TASK DETAILS:
Your task is to filter the data below down to the lines holding "Startup".

━━━ DATA IN THIS EXERCISE

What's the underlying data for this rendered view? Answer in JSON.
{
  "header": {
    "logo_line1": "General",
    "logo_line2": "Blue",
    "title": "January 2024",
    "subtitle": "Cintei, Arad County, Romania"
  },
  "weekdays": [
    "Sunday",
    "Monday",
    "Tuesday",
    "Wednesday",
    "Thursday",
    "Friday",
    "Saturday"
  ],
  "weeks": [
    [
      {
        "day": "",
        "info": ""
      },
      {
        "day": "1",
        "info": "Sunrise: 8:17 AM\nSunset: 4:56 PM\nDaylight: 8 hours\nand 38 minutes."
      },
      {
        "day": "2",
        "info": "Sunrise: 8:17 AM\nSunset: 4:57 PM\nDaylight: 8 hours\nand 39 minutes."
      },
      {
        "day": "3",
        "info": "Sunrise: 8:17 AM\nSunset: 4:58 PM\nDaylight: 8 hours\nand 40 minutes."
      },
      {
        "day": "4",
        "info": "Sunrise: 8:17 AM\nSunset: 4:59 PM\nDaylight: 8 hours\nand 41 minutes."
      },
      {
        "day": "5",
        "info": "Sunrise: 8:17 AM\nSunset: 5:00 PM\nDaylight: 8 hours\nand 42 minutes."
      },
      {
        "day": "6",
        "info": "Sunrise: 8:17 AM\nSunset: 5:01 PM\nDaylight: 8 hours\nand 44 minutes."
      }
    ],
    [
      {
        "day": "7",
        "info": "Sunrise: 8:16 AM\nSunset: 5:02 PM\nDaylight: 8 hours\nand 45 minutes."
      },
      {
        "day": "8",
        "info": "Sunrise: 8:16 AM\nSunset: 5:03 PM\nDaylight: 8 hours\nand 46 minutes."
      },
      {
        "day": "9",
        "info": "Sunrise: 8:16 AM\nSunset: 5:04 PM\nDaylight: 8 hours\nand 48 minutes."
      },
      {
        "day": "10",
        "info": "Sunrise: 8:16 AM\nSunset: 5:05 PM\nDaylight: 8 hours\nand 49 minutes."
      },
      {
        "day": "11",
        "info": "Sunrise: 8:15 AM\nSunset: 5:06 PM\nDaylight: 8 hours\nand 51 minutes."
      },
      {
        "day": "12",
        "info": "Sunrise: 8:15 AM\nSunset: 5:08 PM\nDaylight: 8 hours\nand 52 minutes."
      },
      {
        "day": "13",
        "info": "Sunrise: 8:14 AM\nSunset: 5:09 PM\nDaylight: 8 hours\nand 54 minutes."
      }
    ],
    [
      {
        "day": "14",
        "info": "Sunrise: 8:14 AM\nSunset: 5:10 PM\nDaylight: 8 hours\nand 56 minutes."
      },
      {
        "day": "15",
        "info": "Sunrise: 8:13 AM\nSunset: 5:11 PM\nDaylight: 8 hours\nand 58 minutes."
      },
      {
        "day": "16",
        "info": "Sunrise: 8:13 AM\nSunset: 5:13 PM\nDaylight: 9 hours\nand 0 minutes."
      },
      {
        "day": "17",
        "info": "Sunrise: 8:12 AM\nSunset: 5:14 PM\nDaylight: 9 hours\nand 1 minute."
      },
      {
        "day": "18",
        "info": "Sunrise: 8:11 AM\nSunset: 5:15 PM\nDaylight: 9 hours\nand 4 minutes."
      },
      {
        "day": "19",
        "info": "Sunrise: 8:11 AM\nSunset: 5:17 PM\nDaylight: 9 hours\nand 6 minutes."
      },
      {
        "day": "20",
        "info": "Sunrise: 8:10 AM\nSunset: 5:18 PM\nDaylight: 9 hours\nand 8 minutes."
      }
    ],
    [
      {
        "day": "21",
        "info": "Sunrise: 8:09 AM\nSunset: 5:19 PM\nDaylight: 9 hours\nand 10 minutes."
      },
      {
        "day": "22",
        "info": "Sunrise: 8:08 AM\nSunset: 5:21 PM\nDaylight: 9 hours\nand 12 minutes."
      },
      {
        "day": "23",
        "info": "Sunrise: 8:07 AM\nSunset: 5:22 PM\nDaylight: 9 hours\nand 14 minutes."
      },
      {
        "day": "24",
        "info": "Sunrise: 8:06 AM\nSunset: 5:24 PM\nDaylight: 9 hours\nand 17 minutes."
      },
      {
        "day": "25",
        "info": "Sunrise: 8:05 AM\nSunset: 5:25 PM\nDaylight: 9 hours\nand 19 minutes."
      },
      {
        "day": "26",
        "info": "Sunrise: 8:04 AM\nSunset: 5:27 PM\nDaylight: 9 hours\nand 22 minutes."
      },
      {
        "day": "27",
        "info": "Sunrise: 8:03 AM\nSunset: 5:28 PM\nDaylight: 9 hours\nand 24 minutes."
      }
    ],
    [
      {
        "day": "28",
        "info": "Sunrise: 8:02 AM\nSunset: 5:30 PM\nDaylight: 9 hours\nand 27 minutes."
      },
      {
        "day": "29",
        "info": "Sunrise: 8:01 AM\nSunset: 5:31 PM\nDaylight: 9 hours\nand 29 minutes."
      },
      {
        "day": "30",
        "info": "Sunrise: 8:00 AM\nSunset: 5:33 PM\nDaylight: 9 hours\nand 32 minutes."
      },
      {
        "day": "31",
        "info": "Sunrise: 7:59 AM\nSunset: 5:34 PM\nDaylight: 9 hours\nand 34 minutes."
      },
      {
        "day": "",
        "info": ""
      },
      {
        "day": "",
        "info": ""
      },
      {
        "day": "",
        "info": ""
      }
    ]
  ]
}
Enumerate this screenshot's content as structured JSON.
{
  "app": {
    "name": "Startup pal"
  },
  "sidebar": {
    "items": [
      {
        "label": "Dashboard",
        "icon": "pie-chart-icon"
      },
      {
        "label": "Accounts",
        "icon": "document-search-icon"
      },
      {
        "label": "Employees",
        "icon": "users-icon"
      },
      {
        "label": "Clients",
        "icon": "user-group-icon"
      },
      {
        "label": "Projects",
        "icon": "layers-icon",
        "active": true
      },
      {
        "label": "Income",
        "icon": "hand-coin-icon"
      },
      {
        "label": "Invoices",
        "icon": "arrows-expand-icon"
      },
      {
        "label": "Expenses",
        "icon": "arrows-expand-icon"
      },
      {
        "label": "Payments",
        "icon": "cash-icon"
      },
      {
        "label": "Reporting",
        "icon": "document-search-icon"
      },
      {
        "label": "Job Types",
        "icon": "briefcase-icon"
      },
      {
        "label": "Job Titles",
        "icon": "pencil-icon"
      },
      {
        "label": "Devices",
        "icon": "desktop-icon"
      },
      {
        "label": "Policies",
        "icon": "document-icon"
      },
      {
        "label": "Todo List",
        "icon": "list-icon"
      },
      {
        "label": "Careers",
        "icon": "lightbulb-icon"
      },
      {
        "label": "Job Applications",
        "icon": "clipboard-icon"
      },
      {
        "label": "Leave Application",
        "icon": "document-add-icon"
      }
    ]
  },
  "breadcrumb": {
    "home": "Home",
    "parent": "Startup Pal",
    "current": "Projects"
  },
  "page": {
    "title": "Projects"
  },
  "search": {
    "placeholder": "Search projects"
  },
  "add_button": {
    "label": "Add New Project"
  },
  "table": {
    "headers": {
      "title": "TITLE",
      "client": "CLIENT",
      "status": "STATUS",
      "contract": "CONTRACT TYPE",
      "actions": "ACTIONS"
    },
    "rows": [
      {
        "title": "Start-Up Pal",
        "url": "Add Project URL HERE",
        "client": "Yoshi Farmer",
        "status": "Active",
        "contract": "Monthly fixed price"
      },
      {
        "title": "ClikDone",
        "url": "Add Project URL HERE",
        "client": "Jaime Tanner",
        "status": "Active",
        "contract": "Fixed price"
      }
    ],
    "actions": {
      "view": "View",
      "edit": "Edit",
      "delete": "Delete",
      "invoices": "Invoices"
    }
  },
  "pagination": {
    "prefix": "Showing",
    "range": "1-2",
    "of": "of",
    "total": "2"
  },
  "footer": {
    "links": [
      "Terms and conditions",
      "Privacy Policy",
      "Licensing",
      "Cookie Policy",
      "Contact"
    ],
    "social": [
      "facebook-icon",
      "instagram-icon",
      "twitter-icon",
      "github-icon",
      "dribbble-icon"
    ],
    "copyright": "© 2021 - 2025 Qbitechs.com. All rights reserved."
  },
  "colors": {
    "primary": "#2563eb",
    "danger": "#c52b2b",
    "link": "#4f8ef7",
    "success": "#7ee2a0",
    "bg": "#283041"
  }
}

━━━━━━

THE RESULT:
    "name": "Startup pal"
    "parent": "Startup Pal",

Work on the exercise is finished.